Problem to work on = Copy each line of the entries beneath that contains the word "concentration".

Given data =

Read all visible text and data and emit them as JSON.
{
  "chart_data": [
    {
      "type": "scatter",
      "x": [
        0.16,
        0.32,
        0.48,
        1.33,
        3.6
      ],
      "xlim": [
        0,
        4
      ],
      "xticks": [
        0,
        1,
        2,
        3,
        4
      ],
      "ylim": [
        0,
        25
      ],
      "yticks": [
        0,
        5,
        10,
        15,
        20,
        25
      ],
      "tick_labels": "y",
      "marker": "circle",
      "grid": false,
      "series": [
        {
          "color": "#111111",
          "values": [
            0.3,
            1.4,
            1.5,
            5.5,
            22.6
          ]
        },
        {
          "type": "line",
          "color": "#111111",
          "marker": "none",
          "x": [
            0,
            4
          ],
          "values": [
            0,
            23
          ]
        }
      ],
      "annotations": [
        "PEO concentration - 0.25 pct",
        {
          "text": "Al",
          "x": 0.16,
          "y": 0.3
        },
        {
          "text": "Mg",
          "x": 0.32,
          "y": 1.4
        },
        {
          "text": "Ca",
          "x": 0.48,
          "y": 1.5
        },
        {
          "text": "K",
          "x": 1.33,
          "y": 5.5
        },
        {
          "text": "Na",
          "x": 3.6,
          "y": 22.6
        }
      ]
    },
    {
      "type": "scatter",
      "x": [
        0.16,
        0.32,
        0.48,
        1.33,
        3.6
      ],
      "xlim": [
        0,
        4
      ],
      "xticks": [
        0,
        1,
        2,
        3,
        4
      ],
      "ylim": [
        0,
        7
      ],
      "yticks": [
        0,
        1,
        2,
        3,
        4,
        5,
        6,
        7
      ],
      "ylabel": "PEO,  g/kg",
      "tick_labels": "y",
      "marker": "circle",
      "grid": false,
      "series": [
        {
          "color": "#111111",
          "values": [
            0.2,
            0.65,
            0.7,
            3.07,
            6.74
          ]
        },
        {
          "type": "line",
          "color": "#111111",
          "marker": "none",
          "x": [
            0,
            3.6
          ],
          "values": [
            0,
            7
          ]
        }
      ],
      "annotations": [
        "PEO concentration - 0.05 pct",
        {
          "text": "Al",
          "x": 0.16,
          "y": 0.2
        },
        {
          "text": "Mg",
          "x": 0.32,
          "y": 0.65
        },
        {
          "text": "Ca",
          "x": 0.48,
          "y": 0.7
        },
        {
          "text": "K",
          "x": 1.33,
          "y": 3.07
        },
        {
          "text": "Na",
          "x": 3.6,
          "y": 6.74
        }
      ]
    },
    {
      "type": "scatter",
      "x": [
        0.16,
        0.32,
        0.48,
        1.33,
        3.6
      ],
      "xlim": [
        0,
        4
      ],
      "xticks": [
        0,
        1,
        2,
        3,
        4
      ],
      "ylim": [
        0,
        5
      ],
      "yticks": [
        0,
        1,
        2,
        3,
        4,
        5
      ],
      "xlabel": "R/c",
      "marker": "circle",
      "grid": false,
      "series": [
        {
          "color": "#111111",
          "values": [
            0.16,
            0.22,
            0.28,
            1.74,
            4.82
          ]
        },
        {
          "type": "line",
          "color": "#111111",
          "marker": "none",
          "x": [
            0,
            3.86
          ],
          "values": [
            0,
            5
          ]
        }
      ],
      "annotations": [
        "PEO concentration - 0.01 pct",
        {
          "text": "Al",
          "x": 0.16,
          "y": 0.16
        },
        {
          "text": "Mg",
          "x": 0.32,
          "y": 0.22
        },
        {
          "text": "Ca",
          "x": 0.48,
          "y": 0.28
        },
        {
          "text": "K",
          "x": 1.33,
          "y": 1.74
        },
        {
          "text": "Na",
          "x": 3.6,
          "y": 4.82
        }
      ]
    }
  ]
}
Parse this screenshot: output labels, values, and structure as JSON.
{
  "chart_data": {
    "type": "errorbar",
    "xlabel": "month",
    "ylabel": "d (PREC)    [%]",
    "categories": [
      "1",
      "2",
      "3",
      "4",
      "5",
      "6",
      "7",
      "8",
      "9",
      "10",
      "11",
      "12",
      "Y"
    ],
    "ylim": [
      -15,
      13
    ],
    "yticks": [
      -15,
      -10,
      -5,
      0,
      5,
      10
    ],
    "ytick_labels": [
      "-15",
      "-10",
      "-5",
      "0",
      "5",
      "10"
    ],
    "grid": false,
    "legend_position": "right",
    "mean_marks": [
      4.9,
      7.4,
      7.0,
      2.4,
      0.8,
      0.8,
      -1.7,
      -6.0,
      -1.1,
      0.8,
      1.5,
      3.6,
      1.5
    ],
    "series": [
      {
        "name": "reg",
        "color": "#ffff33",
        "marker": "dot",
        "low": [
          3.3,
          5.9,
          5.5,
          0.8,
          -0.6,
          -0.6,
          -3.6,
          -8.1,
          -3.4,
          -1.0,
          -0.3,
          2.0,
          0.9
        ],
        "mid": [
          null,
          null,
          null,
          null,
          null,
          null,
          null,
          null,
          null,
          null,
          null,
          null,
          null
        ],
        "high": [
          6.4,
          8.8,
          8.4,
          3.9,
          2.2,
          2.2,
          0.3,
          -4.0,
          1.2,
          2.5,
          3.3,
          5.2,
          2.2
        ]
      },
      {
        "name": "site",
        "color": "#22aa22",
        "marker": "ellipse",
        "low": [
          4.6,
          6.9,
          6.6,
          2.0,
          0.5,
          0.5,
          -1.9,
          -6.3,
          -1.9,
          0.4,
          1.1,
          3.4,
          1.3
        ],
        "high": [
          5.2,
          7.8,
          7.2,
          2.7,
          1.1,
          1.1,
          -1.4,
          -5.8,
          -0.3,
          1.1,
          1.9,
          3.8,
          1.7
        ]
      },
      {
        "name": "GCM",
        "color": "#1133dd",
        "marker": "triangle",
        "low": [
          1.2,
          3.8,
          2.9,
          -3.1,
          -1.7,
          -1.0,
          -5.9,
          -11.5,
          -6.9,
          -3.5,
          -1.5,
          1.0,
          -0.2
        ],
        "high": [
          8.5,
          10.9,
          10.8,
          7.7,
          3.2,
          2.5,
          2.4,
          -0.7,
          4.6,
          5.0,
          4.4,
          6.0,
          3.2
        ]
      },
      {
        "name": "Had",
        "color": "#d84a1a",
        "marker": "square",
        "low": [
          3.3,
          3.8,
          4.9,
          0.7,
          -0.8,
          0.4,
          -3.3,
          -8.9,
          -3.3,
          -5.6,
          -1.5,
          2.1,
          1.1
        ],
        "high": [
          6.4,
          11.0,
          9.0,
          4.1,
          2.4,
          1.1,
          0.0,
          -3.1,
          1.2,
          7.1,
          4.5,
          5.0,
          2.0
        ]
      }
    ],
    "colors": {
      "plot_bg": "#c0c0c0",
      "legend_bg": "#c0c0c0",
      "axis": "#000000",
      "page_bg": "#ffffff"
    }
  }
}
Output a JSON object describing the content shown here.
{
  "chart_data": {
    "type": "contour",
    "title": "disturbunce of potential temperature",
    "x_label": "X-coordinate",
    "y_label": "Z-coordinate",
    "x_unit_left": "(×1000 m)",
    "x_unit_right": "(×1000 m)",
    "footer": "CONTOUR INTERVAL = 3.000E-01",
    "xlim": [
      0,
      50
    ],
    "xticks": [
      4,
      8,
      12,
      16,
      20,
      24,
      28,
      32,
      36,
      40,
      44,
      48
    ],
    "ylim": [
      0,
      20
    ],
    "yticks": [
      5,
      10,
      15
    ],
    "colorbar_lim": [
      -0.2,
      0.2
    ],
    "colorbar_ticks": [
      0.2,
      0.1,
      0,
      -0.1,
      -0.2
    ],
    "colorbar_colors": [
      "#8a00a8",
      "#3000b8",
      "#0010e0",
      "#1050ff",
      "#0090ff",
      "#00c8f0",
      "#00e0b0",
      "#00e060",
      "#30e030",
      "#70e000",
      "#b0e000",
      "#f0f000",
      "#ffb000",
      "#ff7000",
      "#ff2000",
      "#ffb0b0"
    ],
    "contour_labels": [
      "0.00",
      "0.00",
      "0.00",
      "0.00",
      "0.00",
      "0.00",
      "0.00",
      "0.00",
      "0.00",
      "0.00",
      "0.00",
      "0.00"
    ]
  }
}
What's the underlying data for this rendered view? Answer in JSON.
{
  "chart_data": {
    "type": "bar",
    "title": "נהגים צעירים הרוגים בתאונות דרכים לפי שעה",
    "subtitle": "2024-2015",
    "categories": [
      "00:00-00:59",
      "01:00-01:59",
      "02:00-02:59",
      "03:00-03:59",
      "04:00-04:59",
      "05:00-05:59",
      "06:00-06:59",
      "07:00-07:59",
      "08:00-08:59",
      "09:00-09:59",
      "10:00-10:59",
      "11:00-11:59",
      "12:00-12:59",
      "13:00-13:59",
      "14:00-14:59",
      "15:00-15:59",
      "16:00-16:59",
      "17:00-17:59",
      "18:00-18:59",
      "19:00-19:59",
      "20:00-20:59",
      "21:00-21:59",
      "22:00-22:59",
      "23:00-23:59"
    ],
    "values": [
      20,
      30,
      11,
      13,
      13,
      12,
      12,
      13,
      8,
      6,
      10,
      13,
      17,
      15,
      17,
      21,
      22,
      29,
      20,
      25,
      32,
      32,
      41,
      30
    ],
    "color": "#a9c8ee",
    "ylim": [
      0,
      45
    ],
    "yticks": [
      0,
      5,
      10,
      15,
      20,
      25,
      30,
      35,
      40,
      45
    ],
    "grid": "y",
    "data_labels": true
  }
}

Reply =
        "PEO concentration - 0.25 pct",
        "PEO concentration - 0.05 pct",
        "PEO concentration - 0.01 pct",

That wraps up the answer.